***** Input data *****
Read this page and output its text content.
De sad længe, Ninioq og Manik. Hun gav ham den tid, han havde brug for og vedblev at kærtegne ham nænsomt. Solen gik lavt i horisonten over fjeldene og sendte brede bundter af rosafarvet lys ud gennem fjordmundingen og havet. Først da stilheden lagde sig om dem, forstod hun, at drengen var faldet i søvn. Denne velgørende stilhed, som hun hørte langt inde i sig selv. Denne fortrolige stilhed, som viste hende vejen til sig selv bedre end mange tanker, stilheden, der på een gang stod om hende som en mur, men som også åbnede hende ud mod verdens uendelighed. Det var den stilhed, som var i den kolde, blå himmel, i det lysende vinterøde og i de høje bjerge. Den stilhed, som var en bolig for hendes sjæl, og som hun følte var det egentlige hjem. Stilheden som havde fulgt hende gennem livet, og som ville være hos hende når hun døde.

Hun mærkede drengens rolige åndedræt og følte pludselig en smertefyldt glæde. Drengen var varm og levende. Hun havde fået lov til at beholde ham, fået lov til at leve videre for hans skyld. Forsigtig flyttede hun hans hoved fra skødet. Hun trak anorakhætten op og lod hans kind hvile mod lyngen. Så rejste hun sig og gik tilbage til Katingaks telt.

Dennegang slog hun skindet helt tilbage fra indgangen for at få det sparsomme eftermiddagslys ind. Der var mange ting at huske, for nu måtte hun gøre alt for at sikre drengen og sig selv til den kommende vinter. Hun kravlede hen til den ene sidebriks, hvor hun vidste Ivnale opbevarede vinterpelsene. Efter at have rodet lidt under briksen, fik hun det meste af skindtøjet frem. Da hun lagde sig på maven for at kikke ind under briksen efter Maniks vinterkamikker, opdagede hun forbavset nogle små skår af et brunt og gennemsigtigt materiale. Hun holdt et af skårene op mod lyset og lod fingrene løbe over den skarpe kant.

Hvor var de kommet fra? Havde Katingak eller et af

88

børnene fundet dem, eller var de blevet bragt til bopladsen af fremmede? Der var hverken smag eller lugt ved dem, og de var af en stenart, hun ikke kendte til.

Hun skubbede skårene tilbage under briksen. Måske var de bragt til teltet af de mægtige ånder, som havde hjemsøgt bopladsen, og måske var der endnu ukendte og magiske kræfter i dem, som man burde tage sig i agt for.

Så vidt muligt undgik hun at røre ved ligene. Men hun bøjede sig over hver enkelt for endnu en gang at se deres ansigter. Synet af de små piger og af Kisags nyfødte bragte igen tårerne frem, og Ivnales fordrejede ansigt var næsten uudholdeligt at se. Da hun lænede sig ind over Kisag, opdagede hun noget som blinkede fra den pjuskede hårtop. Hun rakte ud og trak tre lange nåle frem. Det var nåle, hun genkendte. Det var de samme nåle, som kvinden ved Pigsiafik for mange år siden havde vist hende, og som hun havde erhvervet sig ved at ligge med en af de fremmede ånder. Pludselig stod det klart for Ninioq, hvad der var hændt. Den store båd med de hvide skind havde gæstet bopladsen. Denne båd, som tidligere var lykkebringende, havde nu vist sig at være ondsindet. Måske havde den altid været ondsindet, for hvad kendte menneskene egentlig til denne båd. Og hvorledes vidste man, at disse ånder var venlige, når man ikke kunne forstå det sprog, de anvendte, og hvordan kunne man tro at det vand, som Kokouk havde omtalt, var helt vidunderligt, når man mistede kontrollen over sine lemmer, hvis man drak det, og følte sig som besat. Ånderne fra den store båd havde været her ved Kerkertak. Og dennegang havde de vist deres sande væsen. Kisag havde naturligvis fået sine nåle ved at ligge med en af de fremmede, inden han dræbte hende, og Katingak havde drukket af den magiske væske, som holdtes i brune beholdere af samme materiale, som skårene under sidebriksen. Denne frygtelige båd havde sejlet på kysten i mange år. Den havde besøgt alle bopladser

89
*****
What this task involves
Extract all lines as given.

Exercise response
Read this page and output its text content.
De sad længe, Ninioq og Manik. Hun gav ham den tid, han havde brug for og vedblev at kærtegne ham nænsomt. Solen gik lavt i horisonten over fjeldene og sendte brede bundter af rosafarvet lys ud gennem fjordmundingen og havet. Først da stilheden lagde sig om dem, forstod hun, at drengen var faldet i søvn. Denne velgørende stilhed, som hun hørte langt inde i sig selv. Denne fortrolige stilhed, som viste hende vejen til sig selv bedre end mange tanker, stilheden, der på een gang stod om hende som en mur, men som også åbnede hende ud mod verdens uendelighed. Det var den stilhed, som var i den kolde, blå himmel, i det lysende vinterøde og i de høje bjerge. Den stilhed, som var en bolig for hendes sjæl, og som hun følte var det egentlige hjem. Stilheden som havde fulgt hende gennem livet, og som ville være hos hende når hun døde.

Hun mærkede drengens rolige åndedræt og følte pludselig en smertefyldt glæde. Drengen var varm og levende. Hun havde fået lov til at beholde ham, fået lov til at leve videre for hans skyld. Forsigtig flyttede hun hans hoved fra skødet. Hun trak anorakhætten op og lod hans kind hvile mod lyngen. Så rejste hun sig og gik tilbage til Katingaks telt.

Dennegang slog hun skindet helt tilbage fra indgangen for at få det sparsomme eftermiddagslys ind. Der var mange ting at huske, for nu måtte hun gøre alt for at sikre drengen og sig selv til den kommende vinter. Hun kravlede hen til den ene sidebriks, hvor hun vidste Ivnale opbevarede vinterpelsene. Efter at have rodet lidt under briksen, fik hun det meste af skindtøjet frem. Da hun lagde sig på maven for at kikke ind under briksen efter Maniks vinterkamikker, opdagede hun forbavset nogle små skår af et brunt og gennemsigtigt materiale. Hun holdt et af skårene op mod lyset og lod fingrene løbe over den skarpe kant.

Hvor var de kommet fra? Havde Katingak eller et af

88

børnene fundet dem, eller var de blevet bragt til bopladsen af fremmede? Der var hverken smag eller lugt ved dem, og de var af en stenart, hun ikke kendte til.

Hun skubbede skårene tilbage under briksen. Måske var de bragt til teltet af de mægtige ånder, som havde hjemsøgt bopladsen, og måske var der endnu ukendte og magiske kræfter i dem, som man burde tage sig i agt for.

Så vidt muligt undgik hun at røre ved ligene. Men hun bøjede sig over hver enkelt for endnu en gang at se deres ansigter. Synet af de små piger og af Kisags nyfødte bragte igen tårerne frem, og Ivnales fordrejede ansigt var næsten uudholdeligt at se. Da hun lænede sig ind over Kisag, opdagede hun noget som blinkede fra den pjuskede hårtop. Hun rakte ud og trak tre lange nåle frem. Det var nåle, hun genkendte. Det var de samme nåle, som kvinden ved Pigsiafik for mange år siden havde vist hende, og som hun havde erhvervet sig ved at ligge med en af de fremmede ånder. Pludselig stod det klart for Ninioq, hvad der var hændt. Den store båd med de hvide skind havde gæstet bopladsen. Denne båd, som tidligere var lykkebringende, havde nu vist sig at være ondsindet. Måske havde den altid været ondsindet, for hvad kendte menneskene egentlig til denne båd. Og hvorledes vidste man, at disse ånder var venlige, når man ikke kunne forstå det sprog, de anvendte, og hvordan kunne man tro at det vand, som Kokouk havde omtalt, var helt vidunderligt, når man mistede kontrollen over sine lemmer, hvis man drak det, og følte sig som besat. Ånderne fra den store båd havde været her ved Kerkertak. Og dennegang havde de vist deres sande væsen. Kisag havde naturligvis fået sine nåle ved at ligge med en af de fremmede, inden han dræbte hende, og Katingak havde drukket af den magiske væske, som holdtes i brune beholdere af samme materiale, som skårene under sidebriksen. Denne frygtelige båd havde sejlet på kysten i mange år. Den havde besøgt alle bopladser

89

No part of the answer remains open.